--- start of DATA LISTING ---
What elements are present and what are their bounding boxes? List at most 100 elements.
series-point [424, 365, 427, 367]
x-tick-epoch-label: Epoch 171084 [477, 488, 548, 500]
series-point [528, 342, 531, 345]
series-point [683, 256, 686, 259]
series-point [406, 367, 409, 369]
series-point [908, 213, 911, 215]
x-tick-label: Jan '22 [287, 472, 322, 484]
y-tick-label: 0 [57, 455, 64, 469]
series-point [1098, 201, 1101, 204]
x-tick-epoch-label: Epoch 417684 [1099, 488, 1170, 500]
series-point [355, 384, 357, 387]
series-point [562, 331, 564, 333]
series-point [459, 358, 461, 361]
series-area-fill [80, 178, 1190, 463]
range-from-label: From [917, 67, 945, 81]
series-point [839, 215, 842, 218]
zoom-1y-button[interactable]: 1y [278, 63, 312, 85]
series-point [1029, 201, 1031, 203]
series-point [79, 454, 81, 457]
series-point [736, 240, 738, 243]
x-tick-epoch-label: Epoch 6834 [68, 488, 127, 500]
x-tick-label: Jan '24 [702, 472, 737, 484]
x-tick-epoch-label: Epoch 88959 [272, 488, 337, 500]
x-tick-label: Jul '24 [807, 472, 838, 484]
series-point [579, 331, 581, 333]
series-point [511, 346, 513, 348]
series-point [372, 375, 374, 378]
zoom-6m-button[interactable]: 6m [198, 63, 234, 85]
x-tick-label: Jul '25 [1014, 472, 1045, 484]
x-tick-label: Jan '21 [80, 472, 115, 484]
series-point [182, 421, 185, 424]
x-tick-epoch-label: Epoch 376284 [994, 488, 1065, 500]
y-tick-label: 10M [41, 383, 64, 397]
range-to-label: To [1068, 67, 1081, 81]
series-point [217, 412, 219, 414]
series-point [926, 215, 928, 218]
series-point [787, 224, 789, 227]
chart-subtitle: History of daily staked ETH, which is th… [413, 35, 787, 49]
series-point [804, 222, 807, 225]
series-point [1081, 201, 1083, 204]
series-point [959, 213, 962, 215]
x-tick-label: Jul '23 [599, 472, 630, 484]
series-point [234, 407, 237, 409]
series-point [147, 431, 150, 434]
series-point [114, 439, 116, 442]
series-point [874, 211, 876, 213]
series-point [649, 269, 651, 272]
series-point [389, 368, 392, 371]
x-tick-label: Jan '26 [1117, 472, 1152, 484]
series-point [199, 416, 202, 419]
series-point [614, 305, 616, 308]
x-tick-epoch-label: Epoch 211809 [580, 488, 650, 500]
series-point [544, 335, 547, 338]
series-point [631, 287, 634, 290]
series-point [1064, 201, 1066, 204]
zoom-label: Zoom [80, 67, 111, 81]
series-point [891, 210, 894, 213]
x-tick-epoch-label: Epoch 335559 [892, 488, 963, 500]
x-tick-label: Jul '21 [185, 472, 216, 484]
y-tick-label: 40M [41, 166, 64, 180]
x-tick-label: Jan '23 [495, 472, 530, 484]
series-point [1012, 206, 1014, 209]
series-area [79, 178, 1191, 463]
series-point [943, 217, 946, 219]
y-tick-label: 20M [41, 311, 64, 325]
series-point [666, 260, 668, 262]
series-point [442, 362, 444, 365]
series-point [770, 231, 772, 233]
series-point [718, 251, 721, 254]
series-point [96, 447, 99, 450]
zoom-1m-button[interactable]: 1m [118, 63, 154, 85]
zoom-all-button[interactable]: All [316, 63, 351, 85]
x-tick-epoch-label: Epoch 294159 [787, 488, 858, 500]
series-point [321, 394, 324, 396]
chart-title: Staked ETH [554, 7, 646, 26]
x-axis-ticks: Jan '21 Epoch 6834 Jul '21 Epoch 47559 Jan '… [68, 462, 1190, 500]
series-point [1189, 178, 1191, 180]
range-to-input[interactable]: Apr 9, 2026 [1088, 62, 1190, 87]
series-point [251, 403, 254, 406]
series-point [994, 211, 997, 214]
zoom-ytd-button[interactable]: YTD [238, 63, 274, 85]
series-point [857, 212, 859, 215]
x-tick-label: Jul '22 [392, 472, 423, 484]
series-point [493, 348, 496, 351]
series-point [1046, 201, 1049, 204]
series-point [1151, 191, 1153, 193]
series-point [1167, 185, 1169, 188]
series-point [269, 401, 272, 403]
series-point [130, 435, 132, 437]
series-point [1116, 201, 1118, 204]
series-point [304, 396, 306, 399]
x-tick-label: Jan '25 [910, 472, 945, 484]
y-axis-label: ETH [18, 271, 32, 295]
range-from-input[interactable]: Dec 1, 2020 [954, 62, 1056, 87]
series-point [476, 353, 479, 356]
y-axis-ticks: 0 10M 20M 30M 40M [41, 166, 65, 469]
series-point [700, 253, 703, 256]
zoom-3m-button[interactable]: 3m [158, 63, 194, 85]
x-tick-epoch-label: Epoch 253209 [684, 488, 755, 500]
--- end of DATA LISTING ---
EXERCISE REQUIREMENTS:
Can you pull out, word for word, the lines of the material from its very first line through the line containing "series-point [406, 367, 409, 369]", with both ends included?

OUTPUT FOR THIS TASK:
What elements are present and what are their bounding boxes? List at most 100 elements.
series-point [424, 365, 427, 367]
x-tick-epoch-label: Epoch 171084 [477, 488, 548, 500]
series-point [528, 342, 531, 345]
series-point [683, 256, 686, 259]
series-point [406, 367, 409, 369]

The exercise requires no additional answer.